• _Work to complete_:
Write out the records starting at the line that contains "svg-text:1013,5: 1013,5 <box>3" and ending at the line that contains "svg-text:1015,0: 1015,0 <box>3", copying every line exactly.

• _Data_:

[Begin]

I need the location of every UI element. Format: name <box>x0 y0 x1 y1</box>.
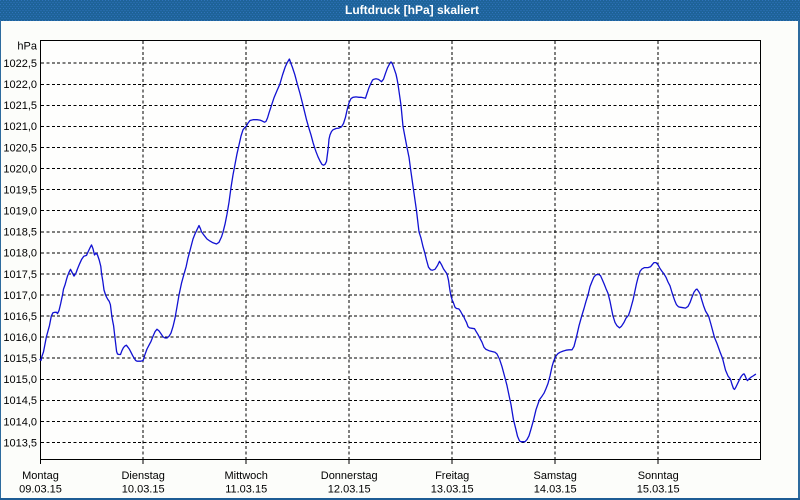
svg-text:1013,5: 1013,5 <box>3 437 37 449</box>
svg-text:1016,0: 1016,0 <box>3 332 37 344</box>
svg-text:Samstag: Samstag <box>533 470 576 482</box>
svg-text:1020,0: 1020,0 <box>3 163 37 175</box>
svg-text:10.03.15: 10.03.15 <box>122 484 165 496</box>
svg-text:09.03.15: 09.03.15 <box>19 484 62 496</box>
svg-text:hPa: hPa <box>17 41 37 53</box>
svg-text:1021,5: 1021,5 <box>3 100 37 112</box>
svg-text:1020,5: 1020,5 <box>3 142 37 154</box>
svg-text:1022,0: 1022,0 <box>3 79 37 91</box>
svg-text:1017,0: 1017,0 <box>3 290 37 302</box>
svg-text:1019,0: 1019,0 <box>3 206 37 218</box>
svg-text:Freitag: Freitag <box>435 470 469 482</box>
svg-text:Mittwoch: Mittwoch <box>224 470 267 482</box>
svg-text:12.03.15: 12.03.15 <box>328 484 371 496</box>
svg-text:1015,5: 1015,5 <box>3 353 37 365</box>
svg-text:1014,5: 1014,5 <box>3 395 37 407</box>
svg-text:1016,5: 1016,5 <box>3 311 37 323</box>
svg-text:1018,5: 1018,5 <box>3 227 37 239</box>
svg-text:13.03.15: 13.03.15 <box>431 484 474 496</box>
svg-text:1019,5: 1019,5 <box>3 184 37 196</box>
svg-text:11.03.15: 11.03.15 <box>225 484 267 496</box>
svg-text:Dienstag: Dienstag <box>121 470 164 482</box>
svg-text:15.03.15: 15.03.15 <box>637 484 680 496</box>
svg-text:1022,5: 1022,5 <box>3 58 37 70</box>
svg-text:Montag: Montag <box>22 470 59 482</box>
svg-text:14.03.15: 14.03.15 <box>534 484 577 496</box>
svg-text:1018,0: 1018,0 <box>3 248 37 260</box>
svg-text:1017,5: 1017,5 <box>3 269 37 281</box>
svg-text:1015,0: 1015,0 <box>3 374 37 386</box>
svg-text:Donnerstag: Donnerstag <box>321 470 378 482</box>
svg-text:Sonntag: Sonntag <box>638 470 679 482</box>
svg-text:1014,0: 1014,0 <box>3 416 37 428</box>
svg-text:1021,0: 1021,0 <box>3 121 37 133</box>
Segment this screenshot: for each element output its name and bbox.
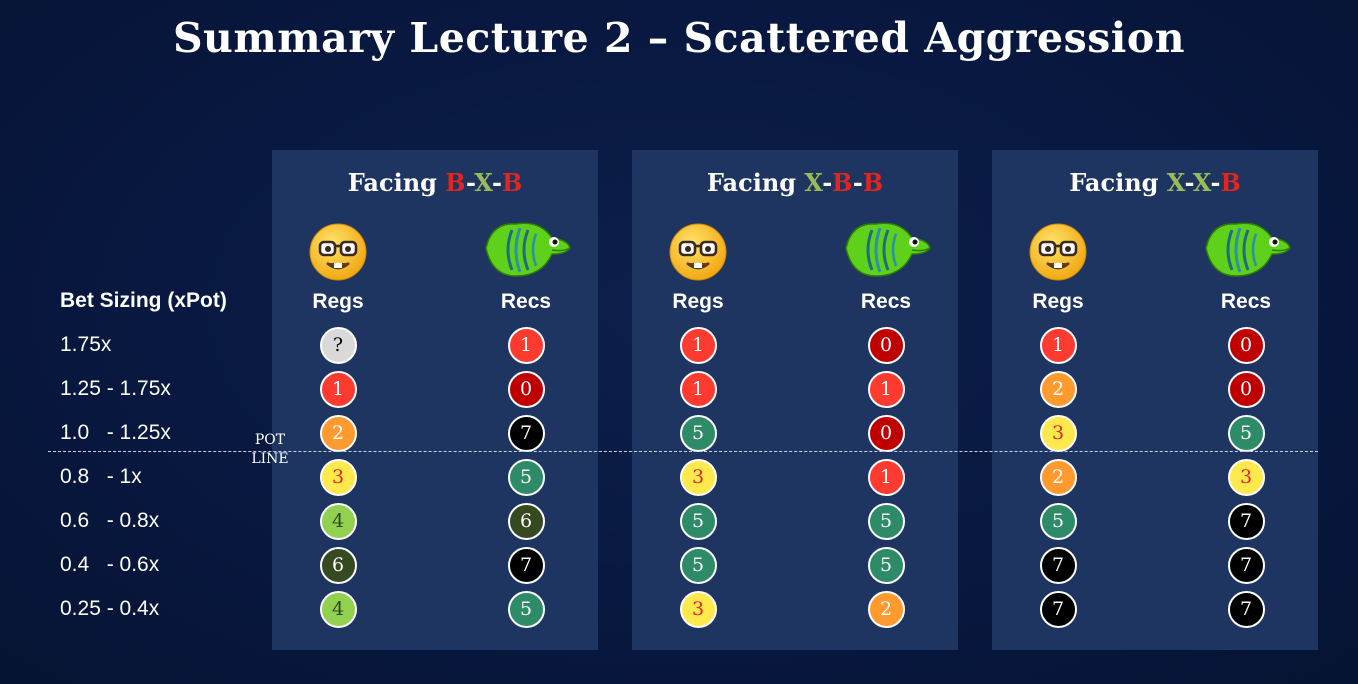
regs-score-badge: 3 xyxy=(1039,414,1077,452)
panel-title-letter: B xyxy=(501,168,523,197)
facing-panel: Facing X-X-B Regs 1 2 3 2 5 7 7 Recs 0 0 5 3 7 7 7 xyxy=(992,150,1318,650)
pot-line-label: POT LINE xyxy=(251,432,289,467)
facing-panel: Facing B-X-B Regs? 1 2 3 4 6 4 Recs 1 0 7 5 6 7 5 xyxy=(272,150,598,650)
regs-score-badge: 2 xyxy=(319,414,357,452)
recs-score-badge: 7 xyxy=(507,414,545,452)
panel-title-letter: - xyxy=(1184,168,1193,197)
recs-score-badge: 0 xyxy=(1227,326,1265,364)
regs-score-badge: 3 xyxy=(679,458,717,496)
recs-score-badge: 5 xyxy=(867,546,905,584)
panel-title: Facing X-B-B xyxy=(632,168,958,197)
regs-score-badge: 5 xyxy=(679,414,717,452)
panel-title-prefix: Facing xyxy=(706,168,805,197)
recs-score-badge: 5 xyxy=(507,458,545,496)
recs-score-badge: 2 xyxy=(867,590,905,628)
recs-score-badge: 5 xyxy=(507,590,545,628)
row-label: 0.6 - 0.8x xyxy=(60,509,160,532)
recs-column-header: Recs xyxy=(1220,290,1272,313)
regs-column-header: Regs xyxy=(1032,290,1084,313)
panel-title-letter: B xyxy=(1220,168,1241,197)
regs-column-header: Regs xyxy=(672,290,724,313)
recs-score-badge: 7 xyxy=(1227,590,1265,628)
row-label: 0.25 - 0.4x xyxy=(60,597,160,620)
row-label: 1.25 - 1.75x xyxy=(60,377,171,400)
panel-title-letter: - xyxy=(852,168,863,197)
regs-score-badge: 7 xyxy=(1039,590,1077,628)
regs-score-badge: 5 xyxy=(1039,502,1077,540)
recs-score-badge: 5 xyxy=(1227,414,1265,452)
regs-score-badge: 4 xyxy=(319,590,357,628)
regs-score-badge: 2 xyxy=(1039,370,1077,408)
recs-score-badge: 7 xyxy=(1227,502,1265,540)
recs-score-badge: 3 xyxy=(1227,458,1265,496)
panel-title-letter: B xyxy=(445,168,467,197)
nerd-face-icon xyxy=(1028,222,1088,282)
recs-score-badge: 0 xyxy=(867,326,905,364)
facing-panel: Facing X-B-B Regs 1 1 5 3 5 5 3 Recs 0 1 0 1 5 5 2 xyxy=(632,150,958,650)
panel-title-prefix: Facing xyxy=(347,168,446,197)
regs-score-badge: 1 xyxy=(679,326,717,364)
pot-line xyxy=(48,451,1318,452)
row-label: 1.0 - 1.25x xyxy=(60,421,171,444)
panel-title-letter: X xyxy=(804,168,823,197)
green-fish-icon xyxy=(842,218,934,282)
regs-score-badge: 2 xyxy=(1039,458,1077,496)
recs-score-badge: 6 xyxy=(507,502,545,540)
regs-score-badge: 3 xyxy=(319,458,357,496)
recs-score-badge: 5 xyxy=(867,502,905,540)
panel-title-letter: B xyxy=(862,168,884,197)
recs-column-header: Recs xyxy=(860,290,912,313)
regs-score-badge: 5 xyxy=(679,546,717,584)
panel-title: Facing B-X-B xyxy=(272,168,598,197)
recs-score-badge: 1 xyxy=(507,326,545,364)
panel-title-letter: X xyxy=(1192,168,1211,197)
regs-score-badge: 1 xyxy=(1039,326,1077,364)
panel-title-letter: - xyxy=(492,168,502,197)
regs-score-badge: 3 xyxy=(679,590,717,628)
recs-score-badge: 1 xyxy=(867,370,905,408)
recs-score-badge: 7 xyxy=(1227,546,1265,584)
recs-score-badge: 0 xyxy=(867,414,905,452)
panel-title-letter: - xyxy=(1210,168,1221,197)
recs-column-header: Recs xyxy=(500,290,552,313)
panel-title-prefix: Facing xyxy=(1069,168,1167,197)
regs-score-badge: 4 xyxy=(319,502,357,540)
panel-title-letter: - xyxy=(822,168,833,197)
recs-score-badge: 0 xyxy=(507,370,545,408)
panel-title-letter: X xyxy=(1166,168,1185,197)
nerd-face-icon xyxy=(668,222,728,282)
regs-score-badge: 6 xyxy=(319,546,357,584)
recs-score-badge: 0 xyxy=(1227,370,1265,408)
row-label: 0.4 - 0.6x xyxy=(60,553,160,576)
panel-title-letter: B xyxy=(832,168,853,197)
recs-score-badge: 7 xyxy=(507,546,545,584)
panel-title: Facing X-X-B xyxy=(992,168,1318,197)
recs-score-badge: 1 xyxy=(867,458,905,496)
regs-column-header: Regs xyxy=(312,290,364,313)
regs-score-badge: 5 xyxy=(679,502,717,540)
row-label: 0.8 - 1x xyxy=(60,465,142,488)
green-fish-icon xyxy=(482,218,574,282)
bet-sizing-header: Bet Sizing (xPot) xyxy=(60,289,227,312)
panel-title-letter: X xyxy=(474,168,493,197)
row-label: 1.75x xyxy=(60,333,112,356)
nerd-face-icon xyxy=(308,222,368,282)
regs-score-badge: 1 xyxy=(679,370,717,408)
panel-title-letter: - xyxy=(466,168,475,197)
regs-score-badge: ? xyxy=(319,326,357,364)
green-fish-icon xyxy=(1202,218,1294,282)
regs-score-badge: 7 xyxy=(1039,546,1077,584)
slide-title: Summary Lecture 2 – Scattered Aggression xyxy=(172,14,1186,62)
regs-score-badge: 1 xyxy=(319,370,357,408)
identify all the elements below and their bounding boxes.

[End]

• _Expected answer_:
svg-text:1013,5: 1013,5 <box>3 437 37 449</box>
svg-text:1016,0: 1016,0 <box>3 332 37 344</box>
svg-text:Samstag: Samstag <box>533 470 576 482</box>
svg-text:1020,0: 1020,0 <box>3 163 37 175</box>
svg-text:10.03.15: 10.03.15 <box>122 484 165 496</box>
svg-text:09.03.15: 09.03.15 <box>19 484 62 496</box>
svg-text:hPa: hPa <box>17 41 37 53</box>
svg-text:1021,5: 1021,5 <box>3 100 37 112</box>
svg-text:1020,5: 1020,5 <box>3 142 37 154</box>
svg-text:1022,0: 1022,0 <box>3 79 37 91</box>
svg-text:1017,0: 1017,0 <box>3 290 37 302</box>
svg-text:1019,0: 1019,0 <box>3 206 37 218</box>
svg-text:Freitag: Freitag <box>435 470 469 482</box>
svg-text:Mittwoch: Mittwoch <box>224 470 267 482</box>
svg-text:12.03.15: 12.03.15 <box>328 484 371 496</box>
svg-text:1015,5: 1015,5 <box>3 353 37 365</box>
svg-text:1014,5: 1014,5 <box>3 395 37 407</box>
svg-text:1016,5: 1016,5 <box>3 311 37 323</box>
svg-text:1018,5: 1018,5 <box>3 227 37 239</box>
svg-text:13.03.15: 13.03.15 <box>431 484 474 496</box>
svg-text:1019,5: 1019,5 <box>3 184 37 196</box>
svg-text:11.03.15: 11.03.15 <box>225 484 267 496</box>
svg-text:Dienstag: Dienstag <box>121 470 164 482</box>
svg-text:15.03.15: 15.03.15 <box>637 484 680 496</box>
svg-text:1022,5: 1022,5 <box>3 58 37 70</box>
svg-text:Montag: Montag <box>22 470 59 482</box>
svg-text:14.03.15: 14.03.15 <box>534 484 577 496</box>
svg-text:1018,0: 1018,0 <box>3 248 37 260</box>
svg-text:1017,5: 1017,5 <box>3 269 37 281</box>
svg-text:1015,0: 1015,0 <box>3 374 37 386</box>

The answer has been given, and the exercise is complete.